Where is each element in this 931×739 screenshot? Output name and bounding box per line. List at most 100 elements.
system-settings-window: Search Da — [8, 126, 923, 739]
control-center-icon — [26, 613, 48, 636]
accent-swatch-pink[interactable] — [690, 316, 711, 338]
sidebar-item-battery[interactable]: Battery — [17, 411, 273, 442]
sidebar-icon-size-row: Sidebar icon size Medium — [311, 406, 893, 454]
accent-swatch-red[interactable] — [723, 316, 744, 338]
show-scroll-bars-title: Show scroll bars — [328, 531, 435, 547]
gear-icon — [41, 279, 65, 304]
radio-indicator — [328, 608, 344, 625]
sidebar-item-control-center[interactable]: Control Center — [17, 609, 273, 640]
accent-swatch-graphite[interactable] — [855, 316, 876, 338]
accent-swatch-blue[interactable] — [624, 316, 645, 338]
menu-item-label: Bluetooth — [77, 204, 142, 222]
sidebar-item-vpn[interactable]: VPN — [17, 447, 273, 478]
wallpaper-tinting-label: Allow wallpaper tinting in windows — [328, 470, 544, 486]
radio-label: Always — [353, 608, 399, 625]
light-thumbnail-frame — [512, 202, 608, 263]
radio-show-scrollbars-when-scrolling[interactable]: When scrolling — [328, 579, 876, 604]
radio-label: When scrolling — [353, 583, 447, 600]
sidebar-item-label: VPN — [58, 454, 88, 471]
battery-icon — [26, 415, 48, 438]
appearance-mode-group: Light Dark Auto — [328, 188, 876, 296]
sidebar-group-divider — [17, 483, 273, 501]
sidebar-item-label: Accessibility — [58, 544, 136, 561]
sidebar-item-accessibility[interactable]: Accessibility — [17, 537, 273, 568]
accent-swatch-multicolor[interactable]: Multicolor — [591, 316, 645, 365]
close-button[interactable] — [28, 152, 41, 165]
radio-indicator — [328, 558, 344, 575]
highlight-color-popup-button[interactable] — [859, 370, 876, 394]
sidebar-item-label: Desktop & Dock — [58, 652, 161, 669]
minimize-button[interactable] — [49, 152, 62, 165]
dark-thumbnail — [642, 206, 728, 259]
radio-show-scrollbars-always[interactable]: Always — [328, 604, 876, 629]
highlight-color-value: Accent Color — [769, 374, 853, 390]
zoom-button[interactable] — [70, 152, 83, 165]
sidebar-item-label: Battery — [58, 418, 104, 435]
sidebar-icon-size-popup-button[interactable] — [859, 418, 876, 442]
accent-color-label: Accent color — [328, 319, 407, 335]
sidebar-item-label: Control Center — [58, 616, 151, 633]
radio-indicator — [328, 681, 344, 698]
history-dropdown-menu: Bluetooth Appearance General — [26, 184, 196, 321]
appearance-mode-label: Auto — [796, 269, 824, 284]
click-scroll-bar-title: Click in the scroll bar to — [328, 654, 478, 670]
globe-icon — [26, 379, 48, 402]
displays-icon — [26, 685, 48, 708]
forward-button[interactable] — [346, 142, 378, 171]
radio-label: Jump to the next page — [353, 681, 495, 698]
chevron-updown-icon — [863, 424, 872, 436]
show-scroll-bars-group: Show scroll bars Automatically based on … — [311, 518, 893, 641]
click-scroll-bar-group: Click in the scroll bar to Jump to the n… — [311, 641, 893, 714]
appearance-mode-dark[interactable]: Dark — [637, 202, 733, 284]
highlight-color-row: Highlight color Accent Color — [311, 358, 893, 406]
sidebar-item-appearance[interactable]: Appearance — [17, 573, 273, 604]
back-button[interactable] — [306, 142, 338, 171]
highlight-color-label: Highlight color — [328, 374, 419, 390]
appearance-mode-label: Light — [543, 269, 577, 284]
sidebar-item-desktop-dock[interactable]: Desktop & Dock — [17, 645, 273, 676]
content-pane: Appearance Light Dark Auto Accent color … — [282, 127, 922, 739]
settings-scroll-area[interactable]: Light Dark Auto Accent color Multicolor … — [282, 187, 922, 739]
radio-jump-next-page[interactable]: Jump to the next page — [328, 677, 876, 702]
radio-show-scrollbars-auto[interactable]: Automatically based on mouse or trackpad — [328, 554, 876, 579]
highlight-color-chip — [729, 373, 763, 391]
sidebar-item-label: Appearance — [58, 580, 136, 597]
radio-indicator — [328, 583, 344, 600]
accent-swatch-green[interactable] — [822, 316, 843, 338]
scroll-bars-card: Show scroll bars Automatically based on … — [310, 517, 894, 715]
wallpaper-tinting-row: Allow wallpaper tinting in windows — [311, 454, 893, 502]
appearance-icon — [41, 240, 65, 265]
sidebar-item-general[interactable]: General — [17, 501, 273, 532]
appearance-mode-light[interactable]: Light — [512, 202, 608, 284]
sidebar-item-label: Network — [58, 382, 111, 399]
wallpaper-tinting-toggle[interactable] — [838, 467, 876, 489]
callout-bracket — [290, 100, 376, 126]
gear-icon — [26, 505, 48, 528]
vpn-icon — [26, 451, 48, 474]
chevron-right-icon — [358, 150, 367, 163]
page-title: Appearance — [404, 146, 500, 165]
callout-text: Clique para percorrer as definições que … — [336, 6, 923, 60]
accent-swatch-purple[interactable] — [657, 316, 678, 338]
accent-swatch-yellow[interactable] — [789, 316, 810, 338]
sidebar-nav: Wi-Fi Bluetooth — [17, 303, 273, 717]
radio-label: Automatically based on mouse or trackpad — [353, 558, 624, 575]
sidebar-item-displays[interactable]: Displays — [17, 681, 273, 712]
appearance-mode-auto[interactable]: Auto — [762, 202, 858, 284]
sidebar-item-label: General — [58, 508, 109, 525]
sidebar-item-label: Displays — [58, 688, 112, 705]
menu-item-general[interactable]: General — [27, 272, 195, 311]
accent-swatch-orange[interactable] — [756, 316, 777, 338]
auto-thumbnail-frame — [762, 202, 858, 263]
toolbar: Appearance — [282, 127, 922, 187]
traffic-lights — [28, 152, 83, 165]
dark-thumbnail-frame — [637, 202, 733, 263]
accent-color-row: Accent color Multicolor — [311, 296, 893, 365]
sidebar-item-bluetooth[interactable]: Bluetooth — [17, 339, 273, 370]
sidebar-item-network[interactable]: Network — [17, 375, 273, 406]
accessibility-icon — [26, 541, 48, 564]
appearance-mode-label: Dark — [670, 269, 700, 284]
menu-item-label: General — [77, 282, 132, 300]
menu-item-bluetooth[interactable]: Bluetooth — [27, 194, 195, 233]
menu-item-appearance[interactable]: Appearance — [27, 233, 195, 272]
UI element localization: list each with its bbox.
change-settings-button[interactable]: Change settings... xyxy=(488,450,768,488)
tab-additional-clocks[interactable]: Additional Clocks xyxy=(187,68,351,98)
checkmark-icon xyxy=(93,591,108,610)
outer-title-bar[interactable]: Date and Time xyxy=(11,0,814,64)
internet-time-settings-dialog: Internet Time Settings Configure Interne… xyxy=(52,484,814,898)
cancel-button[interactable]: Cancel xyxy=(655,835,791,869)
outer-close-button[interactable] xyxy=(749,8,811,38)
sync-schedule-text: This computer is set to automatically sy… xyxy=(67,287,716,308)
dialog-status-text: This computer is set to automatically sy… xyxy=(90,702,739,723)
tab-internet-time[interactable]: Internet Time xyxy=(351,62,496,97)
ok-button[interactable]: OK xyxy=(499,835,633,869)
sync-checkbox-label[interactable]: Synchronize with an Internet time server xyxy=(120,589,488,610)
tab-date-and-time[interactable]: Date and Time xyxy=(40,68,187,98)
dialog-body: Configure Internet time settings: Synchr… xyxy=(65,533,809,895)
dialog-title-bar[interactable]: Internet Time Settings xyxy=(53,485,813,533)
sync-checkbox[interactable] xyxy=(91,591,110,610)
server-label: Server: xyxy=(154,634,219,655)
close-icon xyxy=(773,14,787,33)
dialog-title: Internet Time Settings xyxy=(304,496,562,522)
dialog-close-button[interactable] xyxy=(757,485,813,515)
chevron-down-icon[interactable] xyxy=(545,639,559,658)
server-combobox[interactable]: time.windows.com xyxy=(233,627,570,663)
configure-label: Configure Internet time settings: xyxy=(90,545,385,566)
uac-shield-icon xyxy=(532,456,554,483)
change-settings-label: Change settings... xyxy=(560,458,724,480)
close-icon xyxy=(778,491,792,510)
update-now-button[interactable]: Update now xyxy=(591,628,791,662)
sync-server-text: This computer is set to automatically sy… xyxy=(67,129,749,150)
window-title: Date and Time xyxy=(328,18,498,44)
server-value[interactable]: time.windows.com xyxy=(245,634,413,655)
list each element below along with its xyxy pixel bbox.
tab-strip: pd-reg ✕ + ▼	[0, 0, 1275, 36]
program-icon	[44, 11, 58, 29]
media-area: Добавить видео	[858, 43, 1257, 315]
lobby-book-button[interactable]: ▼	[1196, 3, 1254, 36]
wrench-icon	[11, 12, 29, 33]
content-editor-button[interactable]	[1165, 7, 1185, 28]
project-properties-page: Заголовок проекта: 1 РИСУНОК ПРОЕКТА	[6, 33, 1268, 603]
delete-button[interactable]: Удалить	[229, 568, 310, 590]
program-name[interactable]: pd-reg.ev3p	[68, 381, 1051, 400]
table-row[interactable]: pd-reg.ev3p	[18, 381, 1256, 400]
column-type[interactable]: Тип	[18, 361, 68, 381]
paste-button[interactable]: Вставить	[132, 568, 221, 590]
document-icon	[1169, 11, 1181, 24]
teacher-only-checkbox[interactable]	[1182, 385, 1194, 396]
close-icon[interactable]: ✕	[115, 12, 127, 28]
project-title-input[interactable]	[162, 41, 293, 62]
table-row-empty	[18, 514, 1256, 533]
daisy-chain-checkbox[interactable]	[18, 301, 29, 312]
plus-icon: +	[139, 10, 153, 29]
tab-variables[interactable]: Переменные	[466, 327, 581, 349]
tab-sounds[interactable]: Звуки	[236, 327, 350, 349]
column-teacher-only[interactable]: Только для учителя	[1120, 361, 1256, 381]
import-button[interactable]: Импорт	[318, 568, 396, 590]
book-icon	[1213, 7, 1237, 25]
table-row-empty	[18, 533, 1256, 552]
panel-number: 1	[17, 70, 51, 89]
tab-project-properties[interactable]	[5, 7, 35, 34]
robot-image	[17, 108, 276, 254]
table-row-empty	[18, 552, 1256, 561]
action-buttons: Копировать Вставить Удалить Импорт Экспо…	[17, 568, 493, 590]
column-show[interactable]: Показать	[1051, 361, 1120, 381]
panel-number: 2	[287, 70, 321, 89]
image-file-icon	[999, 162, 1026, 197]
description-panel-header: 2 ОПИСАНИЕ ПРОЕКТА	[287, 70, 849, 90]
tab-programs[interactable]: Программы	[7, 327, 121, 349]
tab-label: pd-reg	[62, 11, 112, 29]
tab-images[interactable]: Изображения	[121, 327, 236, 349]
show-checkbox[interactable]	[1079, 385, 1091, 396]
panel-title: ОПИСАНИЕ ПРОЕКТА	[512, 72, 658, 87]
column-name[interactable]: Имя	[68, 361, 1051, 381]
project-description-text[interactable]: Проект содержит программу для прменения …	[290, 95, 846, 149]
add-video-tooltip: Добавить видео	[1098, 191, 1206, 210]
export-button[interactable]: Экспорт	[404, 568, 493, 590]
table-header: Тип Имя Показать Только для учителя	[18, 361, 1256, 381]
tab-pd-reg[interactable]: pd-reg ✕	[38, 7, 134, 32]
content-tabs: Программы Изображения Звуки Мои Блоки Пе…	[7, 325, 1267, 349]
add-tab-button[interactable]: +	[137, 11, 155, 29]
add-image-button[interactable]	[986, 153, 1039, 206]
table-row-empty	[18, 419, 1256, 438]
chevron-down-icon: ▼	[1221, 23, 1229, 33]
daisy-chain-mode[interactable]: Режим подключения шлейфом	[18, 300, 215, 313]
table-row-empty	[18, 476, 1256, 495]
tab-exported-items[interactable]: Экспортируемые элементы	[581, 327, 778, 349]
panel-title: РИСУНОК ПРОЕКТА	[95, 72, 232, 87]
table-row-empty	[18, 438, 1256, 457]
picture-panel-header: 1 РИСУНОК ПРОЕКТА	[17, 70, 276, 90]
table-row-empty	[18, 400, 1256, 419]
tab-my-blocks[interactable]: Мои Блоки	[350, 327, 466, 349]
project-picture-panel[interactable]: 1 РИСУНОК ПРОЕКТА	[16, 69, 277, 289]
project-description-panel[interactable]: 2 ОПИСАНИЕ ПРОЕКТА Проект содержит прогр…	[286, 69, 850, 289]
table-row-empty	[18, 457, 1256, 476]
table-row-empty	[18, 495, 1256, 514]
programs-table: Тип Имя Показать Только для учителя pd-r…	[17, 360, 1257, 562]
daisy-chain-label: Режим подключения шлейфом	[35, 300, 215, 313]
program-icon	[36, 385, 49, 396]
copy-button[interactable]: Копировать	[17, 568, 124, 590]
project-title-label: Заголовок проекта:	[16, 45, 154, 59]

**Exercise task**
Reproduce verbatim the stretch of lines from the very first line through the line containing "418, 876, 442]", including both of those lines.

**Solution below**
Where is each element in this 931×739 screenshot? Output name and bounding box per line. List at most 100 elements.
system-settings-window: Search Da — [8, 126, 923, 739]
control-center-icon — [26, 613, 48, 636]
accent-swatch-pink[interactable] — [690, 316, 711, 338]
sidebar-item-battery[interactable]: Battery — [17, 411, 273, 442]
sidebar-icon-size-row: Sidebar icon size Medium — [311, 406, 893, 454]
accent-swatch-red[interactable] — [723, 316, 744, 338]
show-scroll-bars-title: Show scroll bars — [328, 531, 435, 547]
gear-icon — [41, 279, 65, 304]
radio-indicator — [328, 608, 344, 625]
sidebar-item-control-center[interactable]: Control Center — [17, 609, 273, 640]
accent-swatch-graphite[interactable] — [855, 316, 876, 338]
accent-swatch-blue[interactable] — [624, 316, 645, 338]
menu-item-label: Bluetooth — [77, 204, 142, 222]
sidebar-item-vpn[interactable]: VPN — [17, 447, 273, 478]
wallpaper-tinting-label: Allow wallpaper tinting in windows — [328, 470, 544, 486]
radio-label: Always — [353, 608, 399, 625]
light-thumbnail-frame — [512, 202, 608, 263]
radio-show-scrollbars-when-scrolling[interactable]: When scrolling — [328, 579, 876, 604]
radio-label: When scrolling — [353, 583, 447, 600]
sidebar-item-label: VPN — [58, 454, 88, 471]
battery-icon — [26, 415, 48, 438]
appearance-mode-group: Light Dark Auto — [328, 188, 876, 296]
sidebar-group-divider — [17, 483, 273, 501]
sidebar-item-label: Accessibility — [58, 544, 136, 561]
sidebar-item-accessibility[interactable]: Accessibility — [17, 537, 273, 568]
accent-swatch-multicolor[interactable]: Multicolor — [591, 316, 645, 365]
close-button[interactable] — [28, 152, 41, 165]
radio-indicator — [328, 558, 344, 575]
highlight-color-popup-button[interactable] — [859, 370, 876, 394]
sidebar-item-label: Desktop & Dock — [58, 652, 161, 669]
minimize-button[interactable] — [49, 152, 62, 165]
dark-thumbnail — [642, 206, 728, 259]
radio-show-scrollbars-always[interactable]: Always — [328, 604, 876, 629]
highlight-color-value: Accent Color — [769, 374, 853, 390]
zoom-button[interactable] — [70, 152, 83, 165]
sidebar-item-label: Battery — [58, 418, 104, 435]
sidebar-icon-size-popup-button[interactable] — [859, 418, 876, 442]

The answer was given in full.